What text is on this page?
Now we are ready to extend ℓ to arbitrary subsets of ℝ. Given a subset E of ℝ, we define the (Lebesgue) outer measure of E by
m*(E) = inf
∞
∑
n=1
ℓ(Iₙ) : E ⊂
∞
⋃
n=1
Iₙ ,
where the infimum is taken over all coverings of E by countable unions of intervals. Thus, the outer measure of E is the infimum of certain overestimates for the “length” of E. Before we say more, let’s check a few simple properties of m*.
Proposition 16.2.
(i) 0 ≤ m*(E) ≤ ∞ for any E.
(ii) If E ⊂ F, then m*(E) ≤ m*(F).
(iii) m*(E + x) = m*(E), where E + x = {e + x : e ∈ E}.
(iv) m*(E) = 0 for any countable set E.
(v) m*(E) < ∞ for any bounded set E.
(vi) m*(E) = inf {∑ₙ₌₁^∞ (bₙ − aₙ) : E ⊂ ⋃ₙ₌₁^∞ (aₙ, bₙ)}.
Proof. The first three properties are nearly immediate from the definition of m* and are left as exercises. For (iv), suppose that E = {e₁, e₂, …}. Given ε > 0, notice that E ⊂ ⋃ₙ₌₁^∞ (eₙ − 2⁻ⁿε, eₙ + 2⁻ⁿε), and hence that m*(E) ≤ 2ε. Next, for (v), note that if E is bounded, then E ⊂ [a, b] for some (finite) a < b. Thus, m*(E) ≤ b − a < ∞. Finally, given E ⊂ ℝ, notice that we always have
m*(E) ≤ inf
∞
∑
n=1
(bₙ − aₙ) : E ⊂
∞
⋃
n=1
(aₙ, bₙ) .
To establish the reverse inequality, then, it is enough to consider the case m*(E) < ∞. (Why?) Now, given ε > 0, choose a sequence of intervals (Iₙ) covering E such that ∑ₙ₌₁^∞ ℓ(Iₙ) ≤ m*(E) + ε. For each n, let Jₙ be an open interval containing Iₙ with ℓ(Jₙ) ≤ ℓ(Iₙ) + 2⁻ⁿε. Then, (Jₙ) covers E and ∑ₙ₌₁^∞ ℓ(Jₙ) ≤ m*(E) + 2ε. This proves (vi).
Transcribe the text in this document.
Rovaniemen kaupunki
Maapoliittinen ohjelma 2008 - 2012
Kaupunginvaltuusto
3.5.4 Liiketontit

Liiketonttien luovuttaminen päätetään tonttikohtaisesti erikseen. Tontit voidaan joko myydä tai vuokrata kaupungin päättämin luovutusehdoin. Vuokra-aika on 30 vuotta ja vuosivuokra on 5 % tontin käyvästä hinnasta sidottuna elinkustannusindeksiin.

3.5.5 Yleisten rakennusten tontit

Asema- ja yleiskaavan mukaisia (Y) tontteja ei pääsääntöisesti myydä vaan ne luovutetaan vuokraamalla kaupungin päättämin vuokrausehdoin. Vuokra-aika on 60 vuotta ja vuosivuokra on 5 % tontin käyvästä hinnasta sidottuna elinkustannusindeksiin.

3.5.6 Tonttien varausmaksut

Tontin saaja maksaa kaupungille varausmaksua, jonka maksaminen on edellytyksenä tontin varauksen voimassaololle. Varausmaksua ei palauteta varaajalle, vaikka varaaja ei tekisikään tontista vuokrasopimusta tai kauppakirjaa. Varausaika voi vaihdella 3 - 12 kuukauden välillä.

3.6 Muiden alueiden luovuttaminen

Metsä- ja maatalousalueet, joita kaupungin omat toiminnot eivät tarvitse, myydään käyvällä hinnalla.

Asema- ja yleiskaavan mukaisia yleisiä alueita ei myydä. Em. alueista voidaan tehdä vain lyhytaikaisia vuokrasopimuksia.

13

Goal:
The lines above should be duplicated exactly.

Reply:
What text is on this page?
Now we are ready to extend ℓ to arbitrary subsets of ℝ. Given a subset E of ℝ, we define the (Lebesgue) outer measure of E by
m*(E) = inf
∞
∑
n=1
ℓ(Iₙ) : E ⊂
∞
⋃
n=1
Iₙ ,
where the infimum is taken over all coverings of E by countable unions of intervals. Thus, the outer measure of E is the infimum of certain overestimates for the “length” of E. Before we say more, let’s check a few simple properties of m*.
Proposition 16.2.
(i) 0 ≤ m*(E) ≤ ∞ for any E.
(ii) If E ⊂ F, then m*(E) ≤ m*(F).
(iii) m*(E + x) = m*(E), where E + x = {e + x : e ∈ E}.
(iv) m*(E) = 0 for any countable set E.
(v) m*(E) < ∞ for any bounded set E.
(vi) m*(E) = inf {∑ₙ₌₁^∞ (bₙ − aₙ) : E ⊂ ⋃ₙ₌₁^∞ (aₙ, bₙ)}.
Proof. The first three properties are nearly immediate from the definition of m* and are left as exercises. For (iv), suppose that E = {e₁, e₂, …}. Given ε > 0, notice that E ⊂ ⋃ₙ₌₁^∞ (eₙ − 2⁻ⁿε, eₙ + 2⁻ⁿε), and hence that m*(E) ≤ 2ε. Next, for (v), note that if E is bounded, then E ⊂ [a, b] for some (finite) a < b. Thus, m*(E) ≤ b − a < ∞. Finally, given E ⊂ ℝ, notice that we always have
m*(E) ≤ inf
∞
∑
n=1
(bₙ − aₙ) : E ⊂
∞
⋃
n=1
(aₙ, bₙ) .
To establish the reverse inequality, then, it is enough to consider the case m*(E) < ∞. (Why?) Now, given ε > 0, choose a sequence of intervals (Iₙ) covering E such that ∑ₙ₌₁^∞ ℓ(Iₙ) ≤ m*(E) + ε. For each n, let Jₙ be an open interval containing Iₙ with ℓ(Jₙ) ≤ ℓ(Iₙ) + 2⁻ⁿε. Then, (Jₙ) covers E and ∑ₙ₌₁^∞ ℓ(Jₙ) ≤ m*(E) + 2ε. This proves (vi).
Transcribe the text in this document.
Rovaniemen kaupunki
Maapoliittinen ohjelma 2008 - 2012
Kaupunginvaltuusto
3.5.4 Liiketontit

Liiketonttien luovuttaminen päätetään tonttikohtaisesti erikseen. Tontit voidaan joko myydä tai vuokrata kaupungin päättämin luovutusehdoin. Vuokra-aika on 30 vuotta ja vuosivuokra on 5 % tontin käyvästä hinnasta sidottuna elinkustannusindeksiin.

3.5.5 Yleisten rakennusten tontit

Asema- ja yleiskaavan mukaisia (Y) tontteja ei pääsääntöisesti myydä vaan ne luovutetaan vuokraamalla kaupungin päättämin vuokrausehdoin. Vuokra-aika on 60 vuotta ja vuosivuokra on 5 % tontin käyvästä hinnasta sidottuna elinkustannusindeksiin.

3.5.6 Tonttien varausmaksut

Tontin saaja maksaa kaupungille varausmaksua, jonka maksaminen on edellytyksenä tontin varauksen voimassaololle. Varausmaksua ei palauteta varaajalle, vaikka varaaja ei tekisikään tontista vuokrasopimusta tai kauppakirjaa. Varausaika voi vaihdella 3 - 12 kuukauden välillä.

3.6 Muiden alueiden luovuttaminen

Metsä- ja maatalousalueet, joita kaupungin omat toiminnot eivät tarvitse, myydään käyvällä hinnalla.

Asema- ja yleiskaavan mukaisia yleisiä alueita ei myydä. Em. alueista voidaan tehdä vain lyhytaikaisia vuokrasopimuksia.

13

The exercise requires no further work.